JOB →
Reproduce all records verbatim.

─── MATERIAL SUPPLIED ───

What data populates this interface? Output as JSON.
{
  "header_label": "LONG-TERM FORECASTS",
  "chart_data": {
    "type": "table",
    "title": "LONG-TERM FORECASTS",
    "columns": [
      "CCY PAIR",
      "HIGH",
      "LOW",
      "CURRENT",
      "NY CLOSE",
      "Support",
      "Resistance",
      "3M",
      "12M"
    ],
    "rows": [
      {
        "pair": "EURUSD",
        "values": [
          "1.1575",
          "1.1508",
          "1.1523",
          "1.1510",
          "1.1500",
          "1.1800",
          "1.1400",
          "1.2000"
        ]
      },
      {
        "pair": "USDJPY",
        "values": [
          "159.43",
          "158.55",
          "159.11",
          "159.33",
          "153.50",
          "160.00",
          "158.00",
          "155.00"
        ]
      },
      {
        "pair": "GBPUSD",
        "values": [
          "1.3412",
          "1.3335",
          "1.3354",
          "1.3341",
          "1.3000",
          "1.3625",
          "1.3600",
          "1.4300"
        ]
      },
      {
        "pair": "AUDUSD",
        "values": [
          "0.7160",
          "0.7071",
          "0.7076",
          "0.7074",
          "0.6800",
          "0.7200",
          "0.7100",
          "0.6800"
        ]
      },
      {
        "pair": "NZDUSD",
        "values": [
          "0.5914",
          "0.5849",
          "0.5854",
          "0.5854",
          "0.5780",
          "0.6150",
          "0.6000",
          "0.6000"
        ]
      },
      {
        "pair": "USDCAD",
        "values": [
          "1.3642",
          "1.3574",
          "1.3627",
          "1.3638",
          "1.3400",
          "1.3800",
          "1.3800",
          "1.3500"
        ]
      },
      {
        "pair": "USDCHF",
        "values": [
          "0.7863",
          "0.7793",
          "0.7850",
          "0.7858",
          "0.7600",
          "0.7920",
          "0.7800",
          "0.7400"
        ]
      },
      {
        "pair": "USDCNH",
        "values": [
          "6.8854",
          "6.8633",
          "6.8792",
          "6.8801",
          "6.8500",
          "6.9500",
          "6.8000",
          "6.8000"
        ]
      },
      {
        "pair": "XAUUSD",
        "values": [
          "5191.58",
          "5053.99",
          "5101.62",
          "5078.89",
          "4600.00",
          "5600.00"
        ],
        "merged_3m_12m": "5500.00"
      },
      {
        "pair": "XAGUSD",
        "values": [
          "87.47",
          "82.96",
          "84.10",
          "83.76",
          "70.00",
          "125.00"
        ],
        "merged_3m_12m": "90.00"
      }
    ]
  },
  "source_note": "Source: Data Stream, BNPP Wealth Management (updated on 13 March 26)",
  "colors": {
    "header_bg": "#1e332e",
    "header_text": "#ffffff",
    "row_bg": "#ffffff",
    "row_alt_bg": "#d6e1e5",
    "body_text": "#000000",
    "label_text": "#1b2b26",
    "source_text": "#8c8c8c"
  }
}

───

FULL SOLUTION →
What data populates this interface? Output as JSON.
{
  "header_label": "LONG-TERM FORECASTS",
  "chart_data": {
    "type": "table",
    "title": "LONG-TERM FORECASTS",
    "columns": [
      "CCY PAIR",
      "HIGH",
      "LOW",
      "CURRENT",
      "NY CLOSE",
      "Support",
      "Resistance",
      "3M",
      "12M"
    ],
    "rows": [
      {
        "pair": "EURUSD",
        "values": [
          "1.1575",
          "1.1508",
          "1.1523",
          "1.1510",
          "1.1500",
          "1.1800",
          "1.1400",
          "1.2000"
        ]
      },
      {
        "pair": "USDJPY",
        "values": [
          "159.43",
          "158.55",
          "159.11",
          "159.33",
          "153.50",
          "160.00",
          "158.00",
          "155.00"
        ]
      },
      {
        "pair": "GBPUSD",
        "values": [
          "1.3412",
          "1.3335",
          "1.3354",
          "1.3341",
          "1.3000",
          "1.3625",
          "1.3600",
          "1.4300"
        ]
      },
      {
        "pair": "AUDUSD",
        "values": [
          "0.7160",
          "0.7071",
          "0.7076",
          "0.7074",
          "0.6800",
          "0.7200",
          "0.7100",
          "0.6800"
        ]
      },
      {
        "pair": "NZDUSD",
        "values": [
          "0.5914",
          "0.5849",
          "0.5854",
          "0.5854",
          "0.5780",
          "0.6150",
          "0.6000",
          "0.6000"
        ]
      },
      {
        "pair": "USDCAD",
        "values": [
          "1.3642",
          "1.3574",
          "1.3627",
          "1.3638",
          "1.3400",
          "1.3800",
          "1.3800",
          "1.3500"
        ]
      },
      {
        "pair": "USDCHF",
        "values": [
          "0.7863",
          "0.7793",
          "0.7850",
          "0.7858",
          "0.7600",
          "0.7920",
          "0.7800",
          "0.7400"
        ]
      },
      {
        "pair": "USDCNH",
        "values": [
          "6.8854",
          "6.8633",
          "6.8792",
          "6.8801",
          "6.8500",
          "6.9500",
          "6.8000",
          "6.8000"
        ]
      },
      {
        "pair": "XAUUSD",
        "values": [
          "5191.58",
          "5053.99",
          "5101.62",
          "5078.89",
          "4600.00",
          "5600.00"
        ],
        "merged_3m_12m": "5500.00"
      },
      {
        "pair": "XAGUSD",
        "values": [
          "87.47",
          "82.96",
          "84.10",
          "83.76",
          "70.00",
          "125.00"
        ],
        "merged_3m_12m": "90.00"
      }
    ]
  },
  "source_note": "Source: Data Stream, BNPP Wealth Management (updated on 13 March 26)",
  "colors": {
    "header_bg": "#1e332e",
    "header_text": "#ffffff",
    "row_bg": "#ffffff",
    "row_alt_bg": "#d6e1e5",
    "body_text": "#000000",
    "label_text": "#1b2b26",
    "source_text": "#8c8c8c"
  }
}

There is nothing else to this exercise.